## Exercise instructions
For the data below, give the number of lines that include the word "onion" and nothing else.

Segment Open

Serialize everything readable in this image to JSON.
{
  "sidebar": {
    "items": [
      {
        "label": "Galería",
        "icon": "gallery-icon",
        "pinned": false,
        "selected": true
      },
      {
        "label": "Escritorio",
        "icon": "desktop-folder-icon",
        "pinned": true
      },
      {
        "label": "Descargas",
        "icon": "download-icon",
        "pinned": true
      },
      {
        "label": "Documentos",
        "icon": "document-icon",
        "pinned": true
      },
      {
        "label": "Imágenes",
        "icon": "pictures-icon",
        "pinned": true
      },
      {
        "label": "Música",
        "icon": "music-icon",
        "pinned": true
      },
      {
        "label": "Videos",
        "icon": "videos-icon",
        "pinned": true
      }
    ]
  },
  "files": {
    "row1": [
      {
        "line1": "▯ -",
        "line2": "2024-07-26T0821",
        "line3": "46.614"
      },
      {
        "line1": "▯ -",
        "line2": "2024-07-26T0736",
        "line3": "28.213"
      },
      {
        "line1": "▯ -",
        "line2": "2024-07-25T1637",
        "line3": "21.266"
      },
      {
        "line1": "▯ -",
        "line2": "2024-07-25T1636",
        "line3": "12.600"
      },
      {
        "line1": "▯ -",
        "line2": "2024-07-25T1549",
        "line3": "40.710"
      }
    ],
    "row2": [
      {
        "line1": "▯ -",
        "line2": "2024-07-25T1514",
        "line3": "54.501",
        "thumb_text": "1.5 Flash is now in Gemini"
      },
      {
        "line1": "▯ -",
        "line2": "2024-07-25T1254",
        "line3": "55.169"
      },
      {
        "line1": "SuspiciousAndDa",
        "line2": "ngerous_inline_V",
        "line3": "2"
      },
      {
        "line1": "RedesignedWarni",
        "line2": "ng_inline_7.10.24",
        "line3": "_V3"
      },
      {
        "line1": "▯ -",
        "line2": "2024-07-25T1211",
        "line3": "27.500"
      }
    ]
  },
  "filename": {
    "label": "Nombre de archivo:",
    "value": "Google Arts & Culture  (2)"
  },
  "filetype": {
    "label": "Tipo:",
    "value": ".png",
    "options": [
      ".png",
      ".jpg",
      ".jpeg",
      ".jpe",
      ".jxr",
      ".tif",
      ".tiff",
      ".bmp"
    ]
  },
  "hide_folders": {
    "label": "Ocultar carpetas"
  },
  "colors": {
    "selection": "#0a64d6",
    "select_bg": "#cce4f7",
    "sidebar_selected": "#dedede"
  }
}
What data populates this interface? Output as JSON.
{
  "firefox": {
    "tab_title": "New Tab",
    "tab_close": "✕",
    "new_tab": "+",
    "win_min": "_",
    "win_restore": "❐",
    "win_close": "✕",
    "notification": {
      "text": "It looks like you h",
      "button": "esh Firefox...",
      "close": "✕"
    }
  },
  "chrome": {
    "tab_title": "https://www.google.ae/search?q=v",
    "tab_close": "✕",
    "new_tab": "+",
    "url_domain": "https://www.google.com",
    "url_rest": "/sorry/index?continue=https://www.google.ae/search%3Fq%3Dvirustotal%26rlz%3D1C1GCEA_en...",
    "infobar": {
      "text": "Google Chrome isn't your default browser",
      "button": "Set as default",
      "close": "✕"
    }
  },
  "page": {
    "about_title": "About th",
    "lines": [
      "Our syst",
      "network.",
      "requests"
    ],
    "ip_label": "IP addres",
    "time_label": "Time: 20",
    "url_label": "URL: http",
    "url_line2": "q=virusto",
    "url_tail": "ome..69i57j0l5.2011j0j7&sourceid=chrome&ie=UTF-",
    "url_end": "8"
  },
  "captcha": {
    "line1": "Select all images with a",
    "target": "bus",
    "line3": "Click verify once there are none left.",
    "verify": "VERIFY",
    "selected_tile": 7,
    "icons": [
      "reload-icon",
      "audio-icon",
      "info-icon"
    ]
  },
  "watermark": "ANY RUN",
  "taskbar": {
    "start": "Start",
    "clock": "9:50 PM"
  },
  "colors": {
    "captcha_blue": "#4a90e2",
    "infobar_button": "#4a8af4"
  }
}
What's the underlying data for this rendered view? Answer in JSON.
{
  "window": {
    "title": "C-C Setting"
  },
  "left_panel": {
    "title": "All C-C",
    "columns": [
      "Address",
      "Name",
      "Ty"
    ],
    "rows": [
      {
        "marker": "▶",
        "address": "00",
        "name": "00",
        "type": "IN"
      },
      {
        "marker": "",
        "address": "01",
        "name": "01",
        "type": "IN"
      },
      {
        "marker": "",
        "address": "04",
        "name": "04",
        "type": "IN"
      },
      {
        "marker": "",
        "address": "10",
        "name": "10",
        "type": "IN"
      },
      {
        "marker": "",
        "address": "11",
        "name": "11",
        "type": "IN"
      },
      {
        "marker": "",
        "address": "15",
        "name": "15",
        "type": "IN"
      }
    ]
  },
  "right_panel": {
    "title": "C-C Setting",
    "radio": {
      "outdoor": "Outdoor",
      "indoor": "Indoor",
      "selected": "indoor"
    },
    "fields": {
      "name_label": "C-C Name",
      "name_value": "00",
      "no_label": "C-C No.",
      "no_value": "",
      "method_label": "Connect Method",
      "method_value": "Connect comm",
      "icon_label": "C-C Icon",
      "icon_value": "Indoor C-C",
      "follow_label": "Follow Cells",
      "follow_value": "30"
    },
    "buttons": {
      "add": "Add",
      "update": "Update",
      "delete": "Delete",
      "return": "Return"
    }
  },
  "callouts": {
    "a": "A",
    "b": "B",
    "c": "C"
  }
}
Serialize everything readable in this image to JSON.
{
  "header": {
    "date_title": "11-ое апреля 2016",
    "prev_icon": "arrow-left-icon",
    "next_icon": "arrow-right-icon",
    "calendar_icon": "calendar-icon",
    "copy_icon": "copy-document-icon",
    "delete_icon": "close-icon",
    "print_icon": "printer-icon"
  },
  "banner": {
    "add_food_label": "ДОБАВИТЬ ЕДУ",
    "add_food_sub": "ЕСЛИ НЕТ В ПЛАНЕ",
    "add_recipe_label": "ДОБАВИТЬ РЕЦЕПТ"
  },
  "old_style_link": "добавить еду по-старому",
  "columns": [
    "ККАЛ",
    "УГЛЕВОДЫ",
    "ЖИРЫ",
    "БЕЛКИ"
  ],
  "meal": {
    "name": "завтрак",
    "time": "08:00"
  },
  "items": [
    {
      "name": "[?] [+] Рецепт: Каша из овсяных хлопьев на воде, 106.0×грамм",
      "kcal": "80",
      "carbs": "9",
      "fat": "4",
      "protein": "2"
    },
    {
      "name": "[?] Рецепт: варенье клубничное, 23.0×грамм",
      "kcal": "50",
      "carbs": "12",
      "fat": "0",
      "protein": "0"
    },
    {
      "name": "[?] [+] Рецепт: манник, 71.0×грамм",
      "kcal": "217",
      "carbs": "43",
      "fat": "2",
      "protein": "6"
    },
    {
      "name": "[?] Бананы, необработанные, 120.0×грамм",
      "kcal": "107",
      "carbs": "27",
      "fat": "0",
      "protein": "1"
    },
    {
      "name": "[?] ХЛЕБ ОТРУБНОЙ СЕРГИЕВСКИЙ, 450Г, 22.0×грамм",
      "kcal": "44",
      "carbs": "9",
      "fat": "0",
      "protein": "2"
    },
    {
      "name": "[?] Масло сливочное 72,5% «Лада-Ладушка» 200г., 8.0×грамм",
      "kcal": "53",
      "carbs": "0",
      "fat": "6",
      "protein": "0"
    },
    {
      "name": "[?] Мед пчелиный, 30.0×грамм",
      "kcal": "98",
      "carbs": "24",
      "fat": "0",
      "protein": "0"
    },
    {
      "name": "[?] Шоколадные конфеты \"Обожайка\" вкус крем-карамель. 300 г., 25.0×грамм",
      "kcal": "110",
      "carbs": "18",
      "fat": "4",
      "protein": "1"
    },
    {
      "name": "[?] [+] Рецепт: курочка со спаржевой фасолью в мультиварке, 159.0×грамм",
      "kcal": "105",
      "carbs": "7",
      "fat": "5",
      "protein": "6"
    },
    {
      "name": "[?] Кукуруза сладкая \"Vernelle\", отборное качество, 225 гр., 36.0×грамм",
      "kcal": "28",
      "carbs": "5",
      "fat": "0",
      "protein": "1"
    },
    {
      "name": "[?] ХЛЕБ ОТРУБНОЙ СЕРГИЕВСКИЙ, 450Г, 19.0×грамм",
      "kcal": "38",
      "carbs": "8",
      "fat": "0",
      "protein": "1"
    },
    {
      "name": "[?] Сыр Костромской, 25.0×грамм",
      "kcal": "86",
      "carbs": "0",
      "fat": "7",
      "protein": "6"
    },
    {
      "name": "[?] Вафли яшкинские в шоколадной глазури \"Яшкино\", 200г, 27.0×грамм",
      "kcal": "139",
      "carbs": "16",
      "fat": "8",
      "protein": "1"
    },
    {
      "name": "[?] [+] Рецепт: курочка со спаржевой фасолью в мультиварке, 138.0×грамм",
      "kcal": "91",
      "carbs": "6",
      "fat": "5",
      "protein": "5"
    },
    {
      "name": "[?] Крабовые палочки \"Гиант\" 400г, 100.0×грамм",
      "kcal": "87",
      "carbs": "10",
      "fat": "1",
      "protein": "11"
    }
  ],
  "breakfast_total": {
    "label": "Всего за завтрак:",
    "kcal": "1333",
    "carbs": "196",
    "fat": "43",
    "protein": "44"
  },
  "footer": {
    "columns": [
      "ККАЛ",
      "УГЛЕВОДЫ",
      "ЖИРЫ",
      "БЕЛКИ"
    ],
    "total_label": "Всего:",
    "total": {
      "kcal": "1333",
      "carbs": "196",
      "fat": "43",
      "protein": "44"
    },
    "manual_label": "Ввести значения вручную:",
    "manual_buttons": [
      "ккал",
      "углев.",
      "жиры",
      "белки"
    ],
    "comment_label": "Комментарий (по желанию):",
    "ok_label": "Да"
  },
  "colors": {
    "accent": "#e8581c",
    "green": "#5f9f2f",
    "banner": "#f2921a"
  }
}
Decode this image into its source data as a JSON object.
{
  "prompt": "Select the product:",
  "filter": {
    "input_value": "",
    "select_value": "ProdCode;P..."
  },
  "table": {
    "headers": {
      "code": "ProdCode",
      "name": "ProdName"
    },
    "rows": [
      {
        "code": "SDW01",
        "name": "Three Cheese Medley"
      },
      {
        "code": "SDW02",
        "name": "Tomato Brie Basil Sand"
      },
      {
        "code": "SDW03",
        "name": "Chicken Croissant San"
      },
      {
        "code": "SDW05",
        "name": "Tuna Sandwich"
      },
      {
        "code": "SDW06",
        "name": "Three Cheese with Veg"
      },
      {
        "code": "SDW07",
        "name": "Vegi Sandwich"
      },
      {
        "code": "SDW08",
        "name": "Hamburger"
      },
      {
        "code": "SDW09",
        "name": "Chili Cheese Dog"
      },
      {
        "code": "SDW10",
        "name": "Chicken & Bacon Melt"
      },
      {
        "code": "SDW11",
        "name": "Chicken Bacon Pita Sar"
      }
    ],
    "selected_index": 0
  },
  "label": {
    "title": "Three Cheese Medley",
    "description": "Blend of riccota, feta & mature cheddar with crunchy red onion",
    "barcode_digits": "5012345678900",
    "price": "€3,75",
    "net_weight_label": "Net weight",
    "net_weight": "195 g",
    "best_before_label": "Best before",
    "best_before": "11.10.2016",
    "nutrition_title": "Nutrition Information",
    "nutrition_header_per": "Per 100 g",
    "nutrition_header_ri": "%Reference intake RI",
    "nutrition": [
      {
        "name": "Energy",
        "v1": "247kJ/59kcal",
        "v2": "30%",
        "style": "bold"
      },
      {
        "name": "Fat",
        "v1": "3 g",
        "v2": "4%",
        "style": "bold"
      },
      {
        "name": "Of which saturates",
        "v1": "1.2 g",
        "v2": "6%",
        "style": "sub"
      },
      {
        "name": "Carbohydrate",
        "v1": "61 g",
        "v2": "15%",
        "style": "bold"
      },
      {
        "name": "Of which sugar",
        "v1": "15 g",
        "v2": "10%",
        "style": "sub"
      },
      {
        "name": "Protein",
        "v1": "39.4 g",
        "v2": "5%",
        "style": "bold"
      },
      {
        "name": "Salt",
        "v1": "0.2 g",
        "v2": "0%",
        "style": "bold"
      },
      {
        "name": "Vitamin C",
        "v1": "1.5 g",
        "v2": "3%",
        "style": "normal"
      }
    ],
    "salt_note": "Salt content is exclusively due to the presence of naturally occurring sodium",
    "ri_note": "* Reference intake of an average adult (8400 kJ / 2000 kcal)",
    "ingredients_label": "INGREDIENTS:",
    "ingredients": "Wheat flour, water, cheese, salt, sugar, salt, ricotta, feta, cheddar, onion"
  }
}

Segment Closed

## Answer space
2